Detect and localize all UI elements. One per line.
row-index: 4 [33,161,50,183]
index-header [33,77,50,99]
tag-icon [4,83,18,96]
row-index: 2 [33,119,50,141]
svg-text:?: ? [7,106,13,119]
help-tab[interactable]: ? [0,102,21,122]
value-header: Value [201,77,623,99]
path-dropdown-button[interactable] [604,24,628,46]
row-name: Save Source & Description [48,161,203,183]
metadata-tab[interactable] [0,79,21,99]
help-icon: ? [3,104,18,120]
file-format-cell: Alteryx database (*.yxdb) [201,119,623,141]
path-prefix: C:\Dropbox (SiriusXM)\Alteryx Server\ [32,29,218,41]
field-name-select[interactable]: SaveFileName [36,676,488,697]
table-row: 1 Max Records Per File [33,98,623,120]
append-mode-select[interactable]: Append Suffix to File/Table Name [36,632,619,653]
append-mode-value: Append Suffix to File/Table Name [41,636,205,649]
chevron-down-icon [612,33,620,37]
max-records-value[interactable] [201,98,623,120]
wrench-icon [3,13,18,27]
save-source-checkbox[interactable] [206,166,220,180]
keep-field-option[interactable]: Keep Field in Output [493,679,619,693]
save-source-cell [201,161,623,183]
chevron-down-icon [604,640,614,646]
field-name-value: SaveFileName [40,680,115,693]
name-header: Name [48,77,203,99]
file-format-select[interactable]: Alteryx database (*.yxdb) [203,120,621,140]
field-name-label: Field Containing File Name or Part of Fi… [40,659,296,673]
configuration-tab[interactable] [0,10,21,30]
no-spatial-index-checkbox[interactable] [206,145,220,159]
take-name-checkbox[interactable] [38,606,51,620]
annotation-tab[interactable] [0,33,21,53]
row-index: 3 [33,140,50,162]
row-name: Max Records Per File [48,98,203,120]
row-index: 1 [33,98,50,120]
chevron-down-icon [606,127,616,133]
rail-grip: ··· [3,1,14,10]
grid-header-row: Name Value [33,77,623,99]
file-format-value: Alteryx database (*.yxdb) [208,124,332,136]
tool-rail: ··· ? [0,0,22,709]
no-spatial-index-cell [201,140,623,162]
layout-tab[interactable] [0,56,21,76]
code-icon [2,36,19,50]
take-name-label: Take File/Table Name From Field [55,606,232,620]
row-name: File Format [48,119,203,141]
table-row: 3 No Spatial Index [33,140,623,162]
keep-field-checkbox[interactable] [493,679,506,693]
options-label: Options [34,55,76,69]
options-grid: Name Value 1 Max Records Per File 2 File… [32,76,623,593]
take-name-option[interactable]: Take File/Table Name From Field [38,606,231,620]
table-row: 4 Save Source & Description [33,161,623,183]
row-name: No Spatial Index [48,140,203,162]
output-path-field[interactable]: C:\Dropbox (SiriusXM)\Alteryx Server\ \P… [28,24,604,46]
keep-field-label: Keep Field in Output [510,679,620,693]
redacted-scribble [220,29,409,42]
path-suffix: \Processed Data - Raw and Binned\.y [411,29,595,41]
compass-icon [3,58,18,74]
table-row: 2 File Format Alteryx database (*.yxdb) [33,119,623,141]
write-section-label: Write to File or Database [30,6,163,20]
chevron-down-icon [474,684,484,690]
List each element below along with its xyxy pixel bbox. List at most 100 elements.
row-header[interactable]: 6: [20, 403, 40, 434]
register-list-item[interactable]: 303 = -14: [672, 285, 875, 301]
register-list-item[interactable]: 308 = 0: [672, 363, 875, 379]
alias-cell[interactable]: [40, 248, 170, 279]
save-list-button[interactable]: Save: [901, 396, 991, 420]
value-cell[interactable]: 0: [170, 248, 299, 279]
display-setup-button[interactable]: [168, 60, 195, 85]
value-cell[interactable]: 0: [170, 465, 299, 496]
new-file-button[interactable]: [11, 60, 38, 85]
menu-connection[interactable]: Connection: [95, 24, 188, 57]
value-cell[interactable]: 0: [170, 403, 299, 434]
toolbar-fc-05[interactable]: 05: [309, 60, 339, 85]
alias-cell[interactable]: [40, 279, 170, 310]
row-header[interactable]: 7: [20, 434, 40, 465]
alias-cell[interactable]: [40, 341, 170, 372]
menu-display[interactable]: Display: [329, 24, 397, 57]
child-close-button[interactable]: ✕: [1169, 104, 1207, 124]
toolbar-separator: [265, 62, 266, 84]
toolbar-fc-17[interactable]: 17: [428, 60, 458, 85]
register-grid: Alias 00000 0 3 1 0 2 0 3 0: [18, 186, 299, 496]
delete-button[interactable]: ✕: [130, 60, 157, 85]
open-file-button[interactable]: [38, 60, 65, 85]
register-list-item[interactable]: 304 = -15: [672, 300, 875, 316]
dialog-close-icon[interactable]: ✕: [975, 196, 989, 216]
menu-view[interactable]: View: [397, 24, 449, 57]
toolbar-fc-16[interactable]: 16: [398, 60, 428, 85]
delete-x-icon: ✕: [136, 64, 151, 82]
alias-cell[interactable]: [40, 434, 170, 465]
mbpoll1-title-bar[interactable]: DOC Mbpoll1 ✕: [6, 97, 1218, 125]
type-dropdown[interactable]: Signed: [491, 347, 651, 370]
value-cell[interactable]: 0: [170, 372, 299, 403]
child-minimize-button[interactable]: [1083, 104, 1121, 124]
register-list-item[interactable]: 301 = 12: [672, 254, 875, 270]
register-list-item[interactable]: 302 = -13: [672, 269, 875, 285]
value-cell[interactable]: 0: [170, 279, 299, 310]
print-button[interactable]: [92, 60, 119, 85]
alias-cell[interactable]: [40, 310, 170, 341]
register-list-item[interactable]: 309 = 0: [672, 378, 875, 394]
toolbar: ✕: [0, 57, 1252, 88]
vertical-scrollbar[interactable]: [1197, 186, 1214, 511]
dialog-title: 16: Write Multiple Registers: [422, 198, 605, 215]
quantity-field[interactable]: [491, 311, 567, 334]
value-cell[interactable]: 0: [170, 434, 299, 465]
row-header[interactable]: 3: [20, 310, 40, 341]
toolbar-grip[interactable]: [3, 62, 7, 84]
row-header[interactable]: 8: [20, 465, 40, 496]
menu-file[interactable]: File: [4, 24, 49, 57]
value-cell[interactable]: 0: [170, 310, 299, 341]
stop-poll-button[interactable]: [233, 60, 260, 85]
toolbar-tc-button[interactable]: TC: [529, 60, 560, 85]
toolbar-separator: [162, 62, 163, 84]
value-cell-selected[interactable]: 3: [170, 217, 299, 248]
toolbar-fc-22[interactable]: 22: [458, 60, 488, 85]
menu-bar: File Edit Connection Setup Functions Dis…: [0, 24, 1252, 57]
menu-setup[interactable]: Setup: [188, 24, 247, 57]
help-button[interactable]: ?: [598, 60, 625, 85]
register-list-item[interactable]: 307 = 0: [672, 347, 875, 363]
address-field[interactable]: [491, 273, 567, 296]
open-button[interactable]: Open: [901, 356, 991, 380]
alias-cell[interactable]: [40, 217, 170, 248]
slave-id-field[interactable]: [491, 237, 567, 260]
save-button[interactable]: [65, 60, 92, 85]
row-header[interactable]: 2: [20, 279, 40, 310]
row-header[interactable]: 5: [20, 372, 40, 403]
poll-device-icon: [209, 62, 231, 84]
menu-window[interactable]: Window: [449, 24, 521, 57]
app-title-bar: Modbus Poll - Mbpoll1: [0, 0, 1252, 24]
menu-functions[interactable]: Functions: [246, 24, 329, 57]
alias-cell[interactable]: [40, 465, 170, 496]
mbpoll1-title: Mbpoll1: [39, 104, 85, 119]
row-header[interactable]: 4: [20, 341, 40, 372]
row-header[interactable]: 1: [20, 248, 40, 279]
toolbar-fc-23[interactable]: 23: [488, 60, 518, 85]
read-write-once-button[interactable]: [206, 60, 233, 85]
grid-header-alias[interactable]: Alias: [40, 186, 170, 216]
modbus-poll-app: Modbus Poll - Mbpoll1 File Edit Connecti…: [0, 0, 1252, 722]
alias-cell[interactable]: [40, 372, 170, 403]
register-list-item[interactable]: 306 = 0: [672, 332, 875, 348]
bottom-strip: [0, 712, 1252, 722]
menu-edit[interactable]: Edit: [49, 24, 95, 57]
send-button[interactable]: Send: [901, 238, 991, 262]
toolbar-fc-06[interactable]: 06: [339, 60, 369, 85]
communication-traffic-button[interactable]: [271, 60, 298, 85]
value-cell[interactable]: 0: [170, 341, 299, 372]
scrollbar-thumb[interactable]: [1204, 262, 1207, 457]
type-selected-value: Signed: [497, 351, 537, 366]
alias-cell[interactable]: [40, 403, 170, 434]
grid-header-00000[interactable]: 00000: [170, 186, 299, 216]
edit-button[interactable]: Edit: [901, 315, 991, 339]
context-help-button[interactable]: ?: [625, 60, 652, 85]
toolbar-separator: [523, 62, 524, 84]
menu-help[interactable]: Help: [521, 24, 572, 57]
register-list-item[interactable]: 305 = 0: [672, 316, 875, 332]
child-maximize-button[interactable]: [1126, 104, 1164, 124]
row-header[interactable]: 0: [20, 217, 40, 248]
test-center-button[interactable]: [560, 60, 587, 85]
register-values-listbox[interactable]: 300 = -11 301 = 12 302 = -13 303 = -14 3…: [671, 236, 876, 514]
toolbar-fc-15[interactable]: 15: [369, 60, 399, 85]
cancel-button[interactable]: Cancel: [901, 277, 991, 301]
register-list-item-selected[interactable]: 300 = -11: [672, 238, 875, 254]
════
Reproduce the rows without any change, starting from the very first row and ending with the row containing "row-name: Max Records", with both of those rows included.

Task response:
Detect and localize all UI elements. One per line.
row-index: 4 [33,161,50,183]
index-header [33,77,50,99]
tag-icon [4,83,18,96]
row-index: 2 [33,119,50,141]
svg-text:?: ? [7,106,13,119]
help-tab[interactable]: ? [0,102,21,122]
value-header: Value [201,77,623,99]
path-dropdown-button[interactable] [604,24,628,46]
row-name: Save Source & Description [48,161,203,183]
metadata-tab[interactable] [0,79,21,99]
help-icon: ? [3,104,18,120]
file-format-cell: Alteryx database (*.yxdb) [201,119,623,141]
path-prefix: C:\Dropbox (SiriusXM)\Alteryx Server\ [32,29,218,41]
field-name-select[interactable]: SaveFileName [36,676,488,697]
table-row: 1 Max Records Per File [33,98,623,120]
append-mode-select[interactable]: Append Suffix to File/Table Name [36,632,619,653]
append-mode-value: Append Suffix to File/Table Name [41,636,205,649]
chevron-down-icon [612,33,620,37]
max-records-value[interactable] [201,98,623,120]
wrench-icon [3,13,18,27]
save-source-checkbox[interactable] [206,166,220,180]
keep-field-option[interactable]: Keep Field in Output [493,679,619,693]
save-source-cell [201,161,623,183]
chevron-down-icon [604,640,614,646]
field-name-value: SaveFileName [40,680,115,693]
name-header: Name [48,77,203,99]
file-format-select[interactable]: Alteryx database (*.yxdb) [203,120,621,140]
field-name-label: Field Containing File Name or Part of Fi… [40,659,296,673]
configuration-tab[interactable] [0,10,21,30]
no-spatial-index-checkbox[interactable] [206,145,220,159]
take-name-checkbox[interactable] [38,606,51,620]
annotation-tab[interactable] [0,33,21,53]
row-index: 3 [33,140,50,162]
row-name: Max Records Per File [48,98,203,120]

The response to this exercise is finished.